■ What is asked:
Among the records that follow, count the lines with the string "percentage"; report only that count.
+++ Information shown +++
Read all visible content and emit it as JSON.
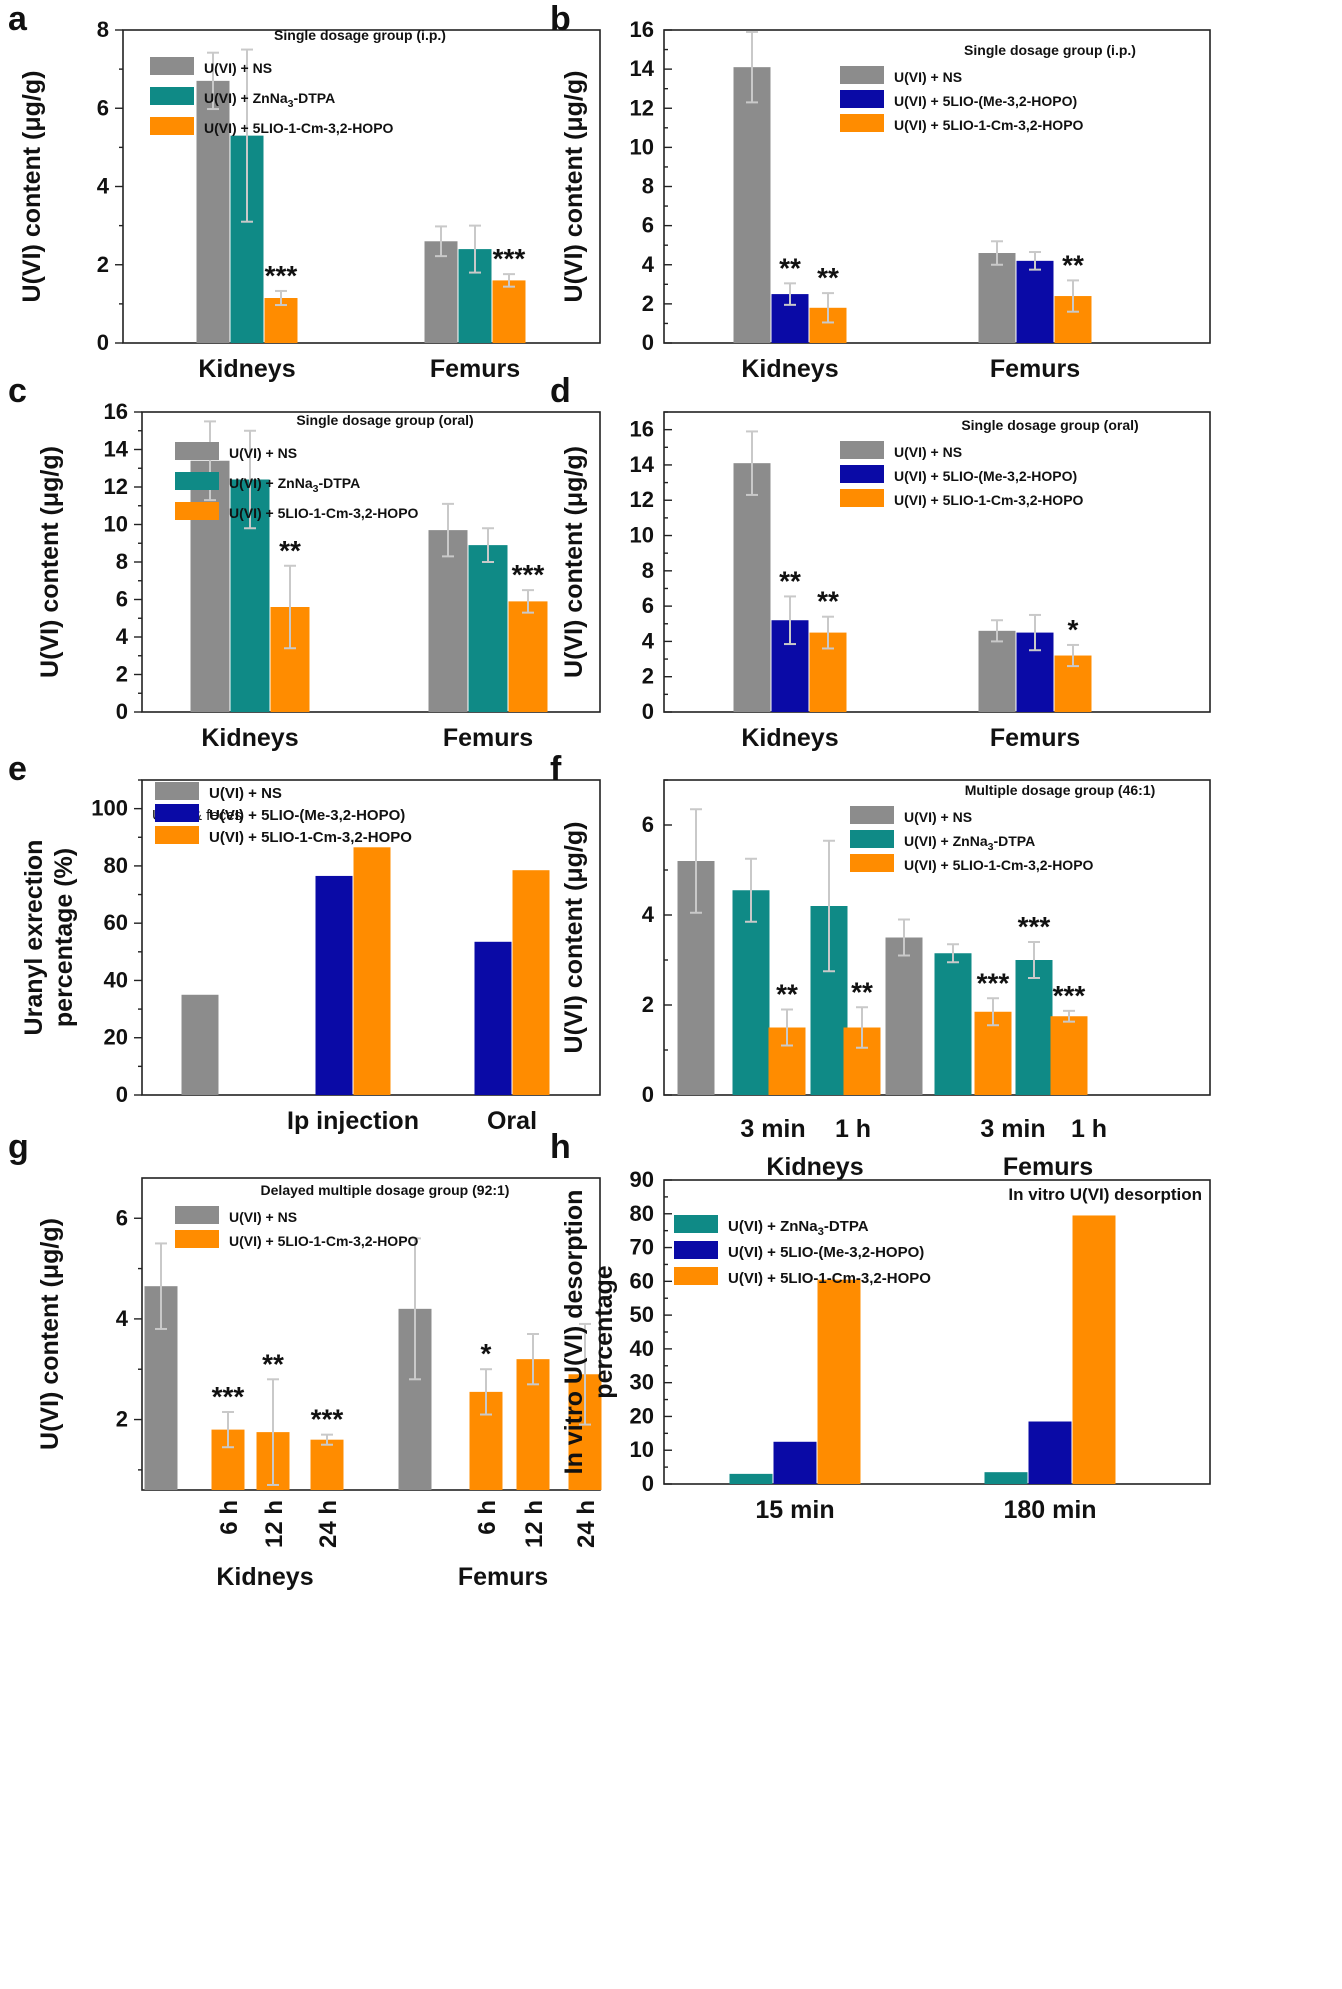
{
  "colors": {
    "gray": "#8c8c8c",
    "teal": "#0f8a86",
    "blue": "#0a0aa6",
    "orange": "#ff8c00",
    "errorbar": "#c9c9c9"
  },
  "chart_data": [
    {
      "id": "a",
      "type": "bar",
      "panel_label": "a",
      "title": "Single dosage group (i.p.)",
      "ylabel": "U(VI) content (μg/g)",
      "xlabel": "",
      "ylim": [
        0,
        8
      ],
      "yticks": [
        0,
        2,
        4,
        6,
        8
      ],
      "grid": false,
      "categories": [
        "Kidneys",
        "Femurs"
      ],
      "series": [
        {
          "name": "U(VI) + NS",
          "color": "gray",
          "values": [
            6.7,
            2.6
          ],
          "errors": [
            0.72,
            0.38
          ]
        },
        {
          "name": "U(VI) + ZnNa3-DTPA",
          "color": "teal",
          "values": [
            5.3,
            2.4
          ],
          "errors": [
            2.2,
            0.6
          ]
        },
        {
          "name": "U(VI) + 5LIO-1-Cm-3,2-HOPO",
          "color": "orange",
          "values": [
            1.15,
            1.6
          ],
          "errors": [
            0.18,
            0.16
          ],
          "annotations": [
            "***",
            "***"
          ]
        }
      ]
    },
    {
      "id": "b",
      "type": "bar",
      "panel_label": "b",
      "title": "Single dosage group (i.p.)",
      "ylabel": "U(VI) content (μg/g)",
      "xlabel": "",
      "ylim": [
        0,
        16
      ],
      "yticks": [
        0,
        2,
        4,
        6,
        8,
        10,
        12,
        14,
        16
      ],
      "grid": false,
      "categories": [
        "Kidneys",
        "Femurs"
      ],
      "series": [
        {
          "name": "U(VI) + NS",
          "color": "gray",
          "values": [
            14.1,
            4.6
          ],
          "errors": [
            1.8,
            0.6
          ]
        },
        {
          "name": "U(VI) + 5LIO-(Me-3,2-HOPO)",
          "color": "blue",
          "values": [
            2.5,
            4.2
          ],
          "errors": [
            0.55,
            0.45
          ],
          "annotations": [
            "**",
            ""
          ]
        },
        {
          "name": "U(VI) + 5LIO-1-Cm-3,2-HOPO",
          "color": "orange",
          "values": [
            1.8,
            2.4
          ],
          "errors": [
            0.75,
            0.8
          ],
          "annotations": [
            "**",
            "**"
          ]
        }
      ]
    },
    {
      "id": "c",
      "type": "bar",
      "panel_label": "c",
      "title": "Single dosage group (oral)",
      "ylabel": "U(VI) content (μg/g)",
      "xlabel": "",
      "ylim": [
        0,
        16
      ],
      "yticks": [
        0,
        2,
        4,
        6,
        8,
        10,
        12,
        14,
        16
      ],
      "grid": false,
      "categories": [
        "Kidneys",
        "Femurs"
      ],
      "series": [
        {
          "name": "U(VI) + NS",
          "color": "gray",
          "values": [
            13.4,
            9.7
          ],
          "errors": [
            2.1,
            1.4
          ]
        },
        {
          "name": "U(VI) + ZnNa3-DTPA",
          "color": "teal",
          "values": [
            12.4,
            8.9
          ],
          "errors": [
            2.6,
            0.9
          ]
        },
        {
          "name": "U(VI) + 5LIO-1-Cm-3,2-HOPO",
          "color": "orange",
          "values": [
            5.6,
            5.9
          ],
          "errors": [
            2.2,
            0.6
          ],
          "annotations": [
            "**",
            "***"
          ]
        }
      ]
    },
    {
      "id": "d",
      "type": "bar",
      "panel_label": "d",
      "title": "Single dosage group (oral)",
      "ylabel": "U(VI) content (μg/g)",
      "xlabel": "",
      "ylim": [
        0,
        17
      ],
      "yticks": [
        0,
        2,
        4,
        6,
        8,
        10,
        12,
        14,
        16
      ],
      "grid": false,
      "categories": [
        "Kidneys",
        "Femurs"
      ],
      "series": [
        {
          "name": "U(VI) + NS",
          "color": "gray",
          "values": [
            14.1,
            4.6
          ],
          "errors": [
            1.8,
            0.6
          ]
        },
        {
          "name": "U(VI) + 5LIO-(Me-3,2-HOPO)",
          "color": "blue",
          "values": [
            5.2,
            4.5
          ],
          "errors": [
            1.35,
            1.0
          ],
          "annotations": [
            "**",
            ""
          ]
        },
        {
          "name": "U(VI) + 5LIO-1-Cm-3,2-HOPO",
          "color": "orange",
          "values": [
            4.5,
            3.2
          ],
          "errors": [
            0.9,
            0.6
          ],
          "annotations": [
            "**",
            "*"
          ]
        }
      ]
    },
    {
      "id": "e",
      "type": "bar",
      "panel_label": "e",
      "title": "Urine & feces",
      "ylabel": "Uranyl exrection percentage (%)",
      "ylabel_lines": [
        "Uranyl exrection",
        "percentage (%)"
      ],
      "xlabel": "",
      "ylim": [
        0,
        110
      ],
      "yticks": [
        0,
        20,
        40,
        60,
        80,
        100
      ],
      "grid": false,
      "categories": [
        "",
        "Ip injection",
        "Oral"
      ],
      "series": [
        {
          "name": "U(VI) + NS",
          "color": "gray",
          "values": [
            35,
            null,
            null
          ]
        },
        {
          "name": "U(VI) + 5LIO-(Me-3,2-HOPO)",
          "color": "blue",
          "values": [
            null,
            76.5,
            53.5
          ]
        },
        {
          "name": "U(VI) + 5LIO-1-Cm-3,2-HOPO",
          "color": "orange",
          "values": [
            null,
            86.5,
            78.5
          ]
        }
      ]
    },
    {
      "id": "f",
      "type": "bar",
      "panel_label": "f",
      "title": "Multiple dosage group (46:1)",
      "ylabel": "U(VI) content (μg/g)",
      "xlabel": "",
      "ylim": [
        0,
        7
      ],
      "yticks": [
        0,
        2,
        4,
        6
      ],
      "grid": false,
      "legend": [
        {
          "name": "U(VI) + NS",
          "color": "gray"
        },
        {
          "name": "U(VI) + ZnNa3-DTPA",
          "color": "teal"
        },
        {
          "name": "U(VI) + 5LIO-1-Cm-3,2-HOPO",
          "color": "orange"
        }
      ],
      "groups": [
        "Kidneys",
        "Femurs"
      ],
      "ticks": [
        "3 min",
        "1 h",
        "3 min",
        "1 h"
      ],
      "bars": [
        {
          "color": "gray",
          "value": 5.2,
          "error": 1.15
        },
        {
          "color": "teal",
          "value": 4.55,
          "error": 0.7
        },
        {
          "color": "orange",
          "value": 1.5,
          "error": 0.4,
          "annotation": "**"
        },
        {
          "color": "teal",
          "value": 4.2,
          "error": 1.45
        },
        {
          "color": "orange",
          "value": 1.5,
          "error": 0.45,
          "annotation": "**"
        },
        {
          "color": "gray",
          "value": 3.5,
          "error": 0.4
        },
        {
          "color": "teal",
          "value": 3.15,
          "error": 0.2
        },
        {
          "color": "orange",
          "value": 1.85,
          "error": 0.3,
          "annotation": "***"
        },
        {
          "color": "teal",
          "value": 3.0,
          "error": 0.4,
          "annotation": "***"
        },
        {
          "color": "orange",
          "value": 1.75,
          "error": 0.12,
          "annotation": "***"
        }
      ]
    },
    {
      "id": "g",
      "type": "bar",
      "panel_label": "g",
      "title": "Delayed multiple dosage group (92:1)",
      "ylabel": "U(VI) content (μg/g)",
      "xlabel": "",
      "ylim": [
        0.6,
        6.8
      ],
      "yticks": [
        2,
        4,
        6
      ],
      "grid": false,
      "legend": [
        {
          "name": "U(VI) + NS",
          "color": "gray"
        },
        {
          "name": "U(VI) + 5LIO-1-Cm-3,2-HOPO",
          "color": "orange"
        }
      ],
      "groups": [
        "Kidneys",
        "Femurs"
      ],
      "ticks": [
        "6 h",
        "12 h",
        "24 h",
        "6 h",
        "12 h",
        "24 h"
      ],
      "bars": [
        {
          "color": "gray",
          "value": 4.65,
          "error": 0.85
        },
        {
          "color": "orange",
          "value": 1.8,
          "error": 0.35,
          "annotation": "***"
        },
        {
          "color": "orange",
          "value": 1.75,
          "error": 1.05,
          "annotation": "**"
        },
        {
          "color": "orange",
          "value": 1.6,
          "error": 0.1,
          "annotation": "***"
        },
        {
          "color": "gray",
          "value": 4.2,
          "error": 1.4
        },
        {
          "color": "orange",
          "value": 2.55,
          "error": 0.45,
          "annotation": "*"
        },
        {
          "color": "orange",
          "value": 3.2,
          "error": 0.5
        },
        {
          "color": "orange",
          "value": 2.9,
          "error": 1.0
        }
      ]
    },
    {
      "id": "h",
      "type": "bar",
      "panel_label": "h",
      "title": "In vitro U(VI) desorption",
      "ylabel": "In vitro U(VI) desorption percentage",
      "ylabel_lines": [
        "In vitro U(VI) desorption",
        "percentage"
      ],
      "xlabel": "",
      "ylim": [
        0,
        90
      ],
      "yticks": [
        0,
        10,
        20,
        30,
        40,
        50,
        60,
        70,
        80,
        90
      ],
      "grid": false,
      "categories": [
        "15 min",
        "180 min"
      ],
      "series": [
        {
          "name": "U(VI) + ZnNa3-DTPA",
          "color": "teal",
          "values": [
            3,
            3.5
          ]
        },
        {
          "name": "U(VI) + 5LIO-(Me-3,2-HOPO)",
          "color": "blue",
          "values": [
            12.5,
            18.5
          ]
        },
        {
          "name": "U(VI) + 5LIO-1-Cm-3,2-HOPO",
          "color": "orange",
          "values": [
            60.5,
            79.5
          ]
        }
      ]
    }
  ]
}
+++
+++ Information shown +++
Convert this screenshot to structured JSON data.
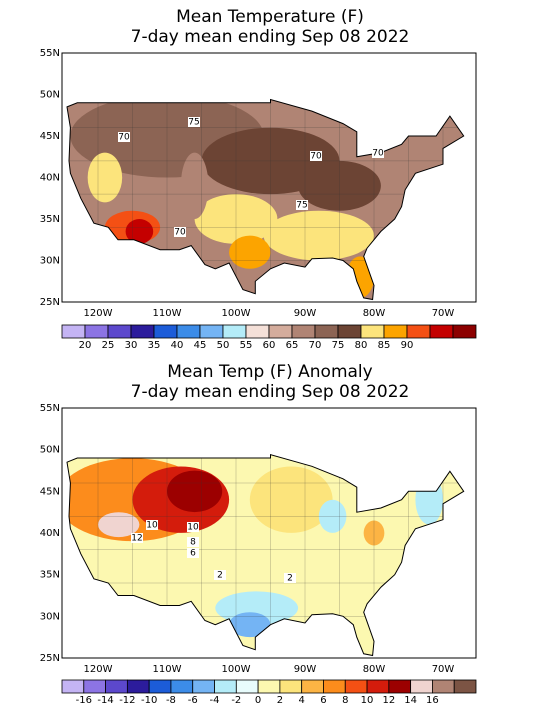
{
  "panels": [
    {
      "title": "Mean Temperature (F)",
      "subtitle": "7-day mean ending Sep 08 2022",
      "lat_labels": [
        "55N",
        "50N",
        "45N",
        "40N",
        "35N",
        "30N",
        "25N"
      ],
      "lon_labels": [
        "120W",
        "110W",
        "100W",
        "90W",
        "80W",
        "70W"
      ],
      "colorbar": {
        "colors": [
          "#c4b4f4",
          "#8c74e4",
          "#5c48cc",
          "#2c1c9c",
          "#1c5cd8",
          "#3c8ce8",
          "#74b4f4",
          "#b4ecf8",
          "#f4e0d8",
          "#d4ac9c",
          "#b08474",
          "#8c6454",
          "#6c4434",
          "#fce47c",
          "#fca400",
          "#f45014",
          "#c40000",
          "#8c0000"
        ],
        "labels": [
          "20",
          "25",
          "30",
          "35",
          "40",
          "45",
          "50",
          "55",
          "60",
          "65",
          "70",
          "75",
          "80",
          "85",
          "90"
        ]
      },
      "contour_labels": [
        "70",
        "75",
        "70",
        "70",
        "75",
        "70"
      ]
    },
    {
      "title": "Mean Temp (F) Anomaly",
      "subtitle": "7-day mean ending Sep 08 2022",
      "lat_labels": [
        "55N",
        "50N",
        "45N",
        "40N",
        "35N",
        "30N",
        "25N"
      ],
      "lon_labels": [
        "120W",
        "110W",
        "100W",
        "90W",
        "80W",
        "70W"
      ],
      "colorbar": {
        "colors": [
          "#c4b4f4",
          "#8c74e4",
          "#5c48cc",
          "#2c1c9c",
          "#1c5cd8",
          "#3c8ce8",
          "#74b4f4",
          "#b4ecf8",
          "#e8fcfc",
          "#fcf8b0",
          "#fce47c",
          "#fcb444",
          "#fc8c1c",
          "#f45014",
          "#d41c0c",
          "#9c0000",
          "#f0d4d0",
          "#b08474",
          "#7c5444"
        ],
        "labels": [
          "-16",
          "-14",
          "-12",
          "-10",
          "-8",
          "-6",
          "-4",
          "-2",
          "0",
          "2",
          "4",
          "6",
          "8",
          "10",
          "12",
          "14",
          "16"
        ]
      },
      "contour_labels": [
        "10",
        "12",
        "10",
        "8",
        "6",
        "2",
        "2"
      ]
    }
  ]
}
+++
■ Answer to this exercise:
4